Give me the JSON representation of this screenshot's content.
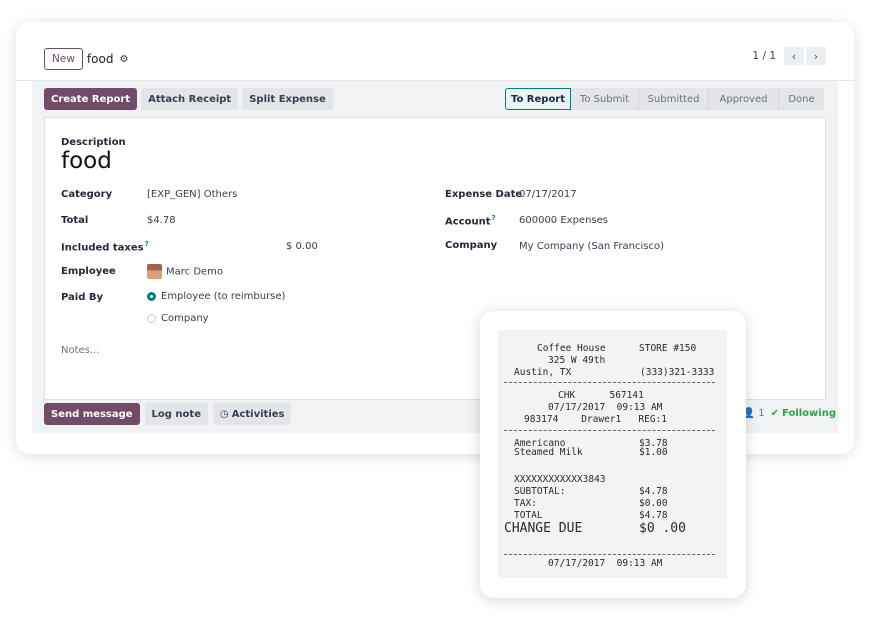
{
  "header": {
    "new_label": "New",
    "title": "food",
    "pager_count": "1 / 1"
  },
  "toolbar": {
    "create_report": "Create Report",
    "attach_receipt": "Attach Receipt",
    "split_expense": "Split Expense"
  },
  "statusbar": [
    "To Report",
    "To Submit",
    "Submitted",
    "Approved",
    "Done"
  ],
  "form": {
    "description_label": "Description",
    "description_value": "food",
    "category_label": "Category",
    "category_value": "[EXP_GEN] Others",
    "total_label": "Total",
    "total_value": "$4.78",
    "taxes_label": "Included taxes",
    "taxes_value": "$ 0.00",
    "employee_label": "Employee",
    "employee_value": "Marc Demo",
    "paidby_label": "Paid By",
    "paidby_options": [
      "Employee (to reimburse)",
      "Company"
    ],
    "paidby_selected": "Employee (to reimburse)",
    "expense_date_label": "Expense Date",
    "expense_date_value": "07/17/2017",
    "account_label": "Account",
    "account_value": "600000 Expenses",
    "company_label": "Company",
    "company_value": "My Company (San Francisco)",
    "notes_placeholder": "Notes...",
    "help_mark": "?"
  },
  "chatter": {
    "send_message": "Send message",
    "log_note": "Log note",
    "activities": "Activities",
    "followers_count": "1",
    "following": "Following"
  },
  "receipt": {
    "line1_left": "Coffee House",
    "line1_right": "STORE #150",
    "line2": "325 W 49th",
    "line3_left": "Austin, TX",
    "line3_right": "(333)321-3333",
    "chk": "CHK      567141",
    "datetime": "07/17/2017  09:13 AM",
    "drawer": "983174    Drawer1   REG:1",
    "item1_name": "Americano",
    "item1_price": "$3.78",
    "item2_name": "Steamed Milk",
    "item2_price": "$1.00",
    "card": "XXXXXXXXXXXX3843",
    "subtotal_label": "SUBTOTAL:",
    "subtotal_value": "$4.78",
    "tax_label": "TAX:",
    "tax_value": "$0.00",
    "total_label": "TOTAL",
    "total_value": "$4.78",
    "change_label": "CHANGE DUE",
    "change_value": "$0 .00",
    "footer_datetime": "07/17/2017  09:13 AM"
  },
  "colors": {
    "primary": "#714b67",
    "accent": "#017e84",
    "following": "#28a745"
  }
}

##########

(What needs to be done):
Your copy of the data above should match it exactly, except that pictures are left out.

(Finished task):
Give me the JSON representation of this screenshot's content.
{
  "header": {
    "new_label": "New",
    "title": "food",
    "pager_count": "1 / 1"
  },
  "toolbar": {
    "create_report": "Create Report",
    "attach_receipt": "Attach Receipt",
    "split_expense": "Split Expense"
  },
  "statusbar": [
    "To Report",
    "To Submit",
    "Submitted",
    "Approved",
    "Done"
  ],
  "form": {
    "description_label": "Description",
    "description_value": "food",
    "category_label": "Category",
    "category_value": "[EXP_GEN] Others",
    "total_label": "Total",
    "total_value": "$4.78",
    "taxes_label": "Included taxes",
    "taxes_value": "$ 0.00",
    "employee_label": "Employee",
    "employee_value": "Marc Demo",
    "paidby_label": "Paid By",
    "paidby_options": [
      "Employee (to reimburse)",
      "Company"
    ],
    "paidby_selected": "Employee (to reimburse)",
    "expense_date_label": "Expense Date",
    "expense_date_value": "07/17/2017",
    "account_label": "Account",
    "account_value": "600000 Expenses",
    "company_label": "Company",
    "company_value": "My Company (San Francisco)",
    "notes_placeholder": "Notes...",
    "help_mark": "?"
  },
  "chatter": {
    "send_message": "Send message",
    "log_note": "Log note",
    "activities": "Activities",
    "followers_count": "1",
    "following": "Following"
  },
  "receipt": {
    "line1_left": "Coffee House",
    "line1_right": "STORE #150",
    "line2": "325 W 49th",
    "line3_left": "Austin, TX",
    "line3_right": "(333)321-3333",
    "chk": "CHK      567141",
    "datetime": "07/17/2017  09:13 AM",
    "drawer": "983174    Drawer1   REG:1",
    "item1_name": "Americano",
    "item1_price": "$3.78",
    "item2_name": "Steamed Milk",
    "item2_price": "$1.00",
    "card": "XXXXXXXXXXXX3843",
    "subtotal_label": "SUBTOTAL:",
    "subtotal_value": "$4.78",
    "tax_label": "TAX:",
    "tax_value": "$0.00",
    "total_label": "TOTAL",
    "total_value": "$4.78",
    "change_label": "CHANGE DUE",
    "change_value": "$0 .00",
    "footer_datetime": "07/17/2017  09:13 AM"
  },
  "colors": {
    "primary": "#714b67",
    "accent": "#017e84",
    "following": "#28a745"
  }
}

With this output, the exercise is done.